• WHAT THE TASK REQUIRES: Pull out all lines from the listing below in which the word "structure" appears.

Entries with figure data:
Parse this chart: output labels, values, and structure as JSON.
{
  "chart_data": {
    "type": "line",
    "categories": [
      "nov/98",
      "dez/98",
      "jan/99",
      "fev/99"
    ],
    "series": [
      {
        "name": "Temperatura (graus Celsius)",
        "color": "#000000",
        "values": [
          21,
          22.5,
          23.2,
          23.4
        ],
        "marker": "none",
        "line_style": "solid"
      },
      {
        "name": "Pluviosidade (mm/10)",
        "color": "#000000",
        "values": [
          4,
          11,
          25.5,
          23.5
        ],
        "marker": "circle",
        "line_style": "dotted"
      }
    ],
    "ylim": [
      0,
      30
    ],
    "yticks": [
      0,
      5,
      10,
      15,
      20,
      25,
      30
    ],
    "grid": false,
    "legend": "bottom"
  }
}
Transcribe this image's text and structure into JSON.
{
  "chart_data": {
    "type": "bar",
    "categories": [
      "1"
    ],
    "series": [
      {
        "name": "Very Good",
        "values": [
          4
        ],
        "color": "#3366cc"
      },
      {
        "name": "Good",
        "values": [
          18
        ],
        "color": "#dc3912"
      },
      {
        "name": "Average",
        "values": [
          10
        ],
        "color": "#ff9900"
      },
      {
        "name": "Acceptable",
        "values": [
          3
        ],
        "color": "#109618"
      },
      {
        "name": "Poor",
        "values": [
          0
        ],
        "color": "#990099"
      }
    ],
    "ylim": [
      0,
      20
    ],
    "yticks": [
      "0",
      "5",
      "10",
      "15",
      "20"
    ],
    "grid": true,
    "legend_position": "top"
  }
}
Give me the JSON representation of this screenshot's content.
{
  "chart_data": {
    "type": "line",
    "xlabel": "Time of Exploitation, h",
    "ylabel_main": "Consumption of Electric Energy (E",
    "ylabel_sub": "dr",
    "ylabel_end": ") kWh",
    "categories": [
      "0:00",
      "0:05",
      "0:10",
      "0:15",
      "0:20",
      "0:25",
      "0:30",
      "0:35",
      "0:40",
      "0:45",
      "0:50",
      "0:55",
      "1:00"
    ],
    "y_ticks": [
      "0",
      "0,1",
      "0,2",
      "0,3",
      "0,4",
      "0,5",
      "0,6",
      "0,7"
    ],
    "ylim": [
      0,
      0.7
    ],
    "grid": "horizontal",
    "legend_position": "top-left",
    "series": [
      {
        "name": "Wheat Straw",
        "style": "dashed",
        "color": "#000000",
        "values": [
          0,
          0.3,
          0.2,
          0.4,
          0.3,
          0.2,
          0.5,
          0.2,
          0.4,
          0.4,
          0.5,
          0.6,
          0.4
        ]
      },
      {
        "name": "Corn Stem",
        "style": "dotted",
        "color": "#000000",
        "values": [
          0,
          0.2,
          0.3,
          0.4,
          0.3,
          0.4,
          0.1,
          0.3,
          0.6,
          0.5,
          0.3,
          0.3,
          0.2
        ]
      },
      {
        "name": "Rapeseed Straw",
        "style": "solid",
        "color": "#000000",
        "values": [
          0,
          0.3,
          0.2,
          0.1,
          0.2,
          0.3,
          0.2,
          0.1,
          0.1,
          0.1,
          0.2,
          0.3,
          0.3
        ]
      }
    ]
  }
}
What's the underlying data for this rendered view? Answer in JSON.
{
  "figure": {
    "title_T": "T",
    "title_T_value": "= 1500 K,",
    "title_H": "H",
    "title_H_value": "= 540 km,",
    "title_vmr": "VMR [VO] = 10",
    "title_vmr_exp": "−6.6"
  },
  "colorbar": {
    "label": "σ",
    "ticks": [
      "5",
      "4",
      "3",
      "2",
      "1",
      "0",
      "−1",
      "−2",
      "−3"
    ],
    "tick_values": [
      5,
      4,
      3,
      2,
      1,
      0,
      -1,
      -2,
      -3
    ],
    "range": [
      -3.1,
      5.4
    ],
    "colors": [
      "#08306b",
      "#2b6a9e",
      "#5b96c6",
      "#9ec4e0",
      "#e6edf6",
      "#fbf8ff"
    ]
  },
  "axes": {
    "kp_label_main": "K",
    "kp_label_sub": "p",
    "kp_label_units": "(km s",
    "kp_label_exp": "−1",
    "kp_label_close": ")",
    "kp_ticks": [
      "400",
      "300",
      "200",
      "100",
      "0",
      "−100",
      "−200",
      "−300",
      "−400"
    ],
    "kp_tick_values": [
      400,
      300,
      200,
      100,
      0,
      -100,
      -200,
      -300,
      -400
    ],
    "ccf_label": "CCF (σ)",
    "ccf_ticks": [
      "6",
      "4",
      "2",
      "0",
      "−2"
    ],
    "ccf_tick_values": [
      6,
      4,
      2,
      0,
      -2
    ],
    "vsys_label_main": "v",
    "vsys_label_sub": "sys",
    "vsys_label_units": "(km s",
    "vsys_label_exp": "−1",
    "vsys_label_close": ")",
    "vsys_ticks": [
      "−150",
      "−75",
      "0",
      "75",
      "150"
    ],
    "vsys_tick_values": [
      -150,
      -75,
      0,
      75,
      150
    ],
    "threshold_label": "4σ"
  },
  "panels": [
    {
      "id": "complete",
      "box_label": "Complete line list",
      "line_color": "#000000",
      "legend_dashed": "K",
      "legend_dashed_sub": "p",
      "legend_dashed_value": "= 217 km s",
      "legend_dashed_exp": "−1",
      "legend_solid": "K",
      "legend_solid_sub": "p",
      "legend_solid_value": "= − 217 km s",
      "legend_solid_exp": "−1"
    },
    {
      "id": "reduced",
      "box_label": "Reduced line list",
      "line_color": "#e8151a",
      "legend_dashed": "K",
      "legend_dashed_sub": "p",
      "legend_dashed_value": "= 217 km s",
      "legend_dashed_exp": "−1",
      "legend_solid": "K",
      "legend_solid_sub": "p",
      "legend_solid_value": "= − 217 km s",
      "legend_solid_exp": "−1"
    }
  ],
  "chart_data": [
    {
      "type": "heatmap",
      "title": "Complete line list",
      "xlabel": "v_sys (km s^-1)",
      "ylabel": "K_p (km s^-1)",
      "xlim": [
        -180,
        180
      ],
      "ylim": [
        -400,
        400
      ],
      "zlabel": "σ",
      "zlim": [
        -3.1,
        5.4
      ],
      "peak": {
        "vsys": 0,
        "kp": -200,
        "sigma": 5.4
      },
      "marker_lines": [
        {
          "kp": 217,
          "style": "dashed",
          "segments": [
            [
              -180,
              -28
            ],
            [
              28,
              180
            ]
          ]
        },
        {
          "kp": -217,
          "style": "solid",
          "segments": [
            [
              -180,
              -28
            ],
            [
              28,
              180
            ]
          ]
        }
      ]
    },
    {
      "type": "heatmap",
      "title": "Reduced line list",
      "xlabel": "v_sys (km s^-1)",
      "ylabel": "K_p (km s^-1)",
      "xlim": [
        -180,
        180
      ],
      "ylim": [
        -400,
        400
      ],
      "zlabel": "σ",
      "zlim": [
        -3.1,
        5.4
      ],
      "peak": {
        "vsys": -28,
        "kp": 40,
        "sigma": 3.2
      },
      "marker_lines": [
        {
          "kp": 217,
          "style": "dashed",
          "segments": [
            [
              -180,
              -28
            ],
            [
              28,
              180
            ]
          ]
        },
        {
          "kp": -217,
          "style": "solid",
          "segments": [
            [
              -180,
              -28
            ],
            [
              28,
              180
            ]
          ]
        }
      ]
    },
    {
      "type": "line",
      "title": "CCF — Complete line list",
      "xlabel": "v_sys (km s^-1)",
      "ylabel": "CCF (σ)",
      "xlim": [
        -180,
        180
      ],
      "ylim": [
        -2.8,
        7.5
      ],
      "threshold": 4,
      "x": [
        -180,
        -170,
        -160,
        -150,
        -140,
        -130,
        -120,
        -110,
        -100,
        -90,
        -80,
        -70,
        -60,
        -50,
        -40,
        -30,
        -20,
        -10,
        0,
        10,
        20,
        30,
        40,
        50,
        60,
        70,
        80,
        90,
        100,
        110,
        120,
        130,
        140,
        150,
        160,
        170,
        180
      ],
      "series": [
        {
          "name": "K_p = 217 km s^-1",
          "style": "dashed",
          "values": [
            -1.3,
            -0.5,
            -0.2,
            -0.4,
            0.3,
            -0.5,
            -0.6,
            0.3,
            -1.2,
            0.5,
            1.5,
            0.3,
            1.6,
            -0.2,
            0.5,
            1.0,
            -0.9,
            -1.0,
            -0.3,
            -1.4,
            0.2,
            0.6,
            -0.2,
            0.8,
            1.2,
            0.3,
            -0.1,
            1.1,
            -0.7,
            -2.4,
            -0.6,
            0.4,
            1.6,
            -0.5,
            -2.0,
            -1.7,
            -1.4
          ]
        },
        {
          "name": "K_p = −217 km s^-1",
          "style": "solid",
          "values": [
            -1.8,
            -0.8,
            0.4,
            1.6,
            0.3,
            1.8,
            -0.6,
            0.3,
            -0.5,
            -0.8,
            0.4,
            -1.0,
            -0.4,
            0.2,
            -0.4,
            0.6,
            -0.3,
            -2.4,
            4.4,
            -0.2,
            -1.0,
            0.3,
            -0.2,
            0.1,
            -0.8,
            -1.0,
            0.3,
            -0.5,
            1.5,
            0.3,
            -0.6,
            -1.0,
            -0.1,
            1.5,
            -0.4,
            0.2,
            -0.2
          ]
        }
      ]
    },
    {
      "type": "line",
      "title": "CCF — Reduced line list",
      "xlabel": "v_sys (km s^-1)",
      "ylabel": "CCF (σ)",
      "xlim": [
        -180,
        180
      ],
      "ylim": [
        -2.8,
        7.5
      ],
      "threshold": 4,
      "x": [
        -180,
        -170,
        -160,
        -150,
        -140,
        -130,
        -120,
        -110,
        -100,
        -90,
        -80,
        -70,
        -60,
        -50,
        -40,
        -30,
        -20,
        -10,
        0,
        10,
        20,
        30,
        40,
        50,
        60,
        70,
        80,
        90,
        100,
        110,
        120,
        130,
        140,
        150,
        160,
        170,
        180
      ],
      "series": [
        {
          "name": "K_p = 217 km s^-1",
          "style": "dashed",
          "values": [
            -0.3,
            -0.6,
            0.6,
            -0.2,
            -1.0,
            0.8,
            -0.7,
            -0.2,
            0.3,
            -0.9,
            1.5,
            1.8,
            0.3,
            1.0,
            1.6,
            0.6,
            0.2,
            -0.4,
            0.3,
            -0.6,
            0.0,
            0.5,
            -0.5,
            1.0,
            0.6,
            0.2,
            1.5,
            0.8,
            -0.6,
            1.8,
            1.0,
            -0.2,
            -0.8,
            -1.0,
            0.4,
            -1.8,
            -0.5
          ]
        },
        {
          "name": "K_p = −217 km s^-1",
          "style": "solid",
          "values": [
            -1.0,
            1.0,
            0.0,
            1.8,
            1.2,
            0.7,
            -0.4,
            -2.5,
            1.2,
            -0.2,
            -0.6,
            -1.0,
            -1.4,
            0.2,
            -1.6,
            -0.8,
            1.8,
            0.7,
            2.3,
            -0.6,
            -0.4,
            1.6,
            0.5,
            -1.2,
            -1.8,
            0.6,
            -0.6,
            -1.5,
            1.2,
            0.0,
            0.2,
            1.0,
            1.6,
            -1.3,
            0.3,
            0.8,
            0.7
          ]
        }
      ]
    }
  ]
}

• RESPONSE TO THIS TASK:
Parse this chart: output labels, values, and structure as JSON.
Transcribe this image's text and structure into JSON.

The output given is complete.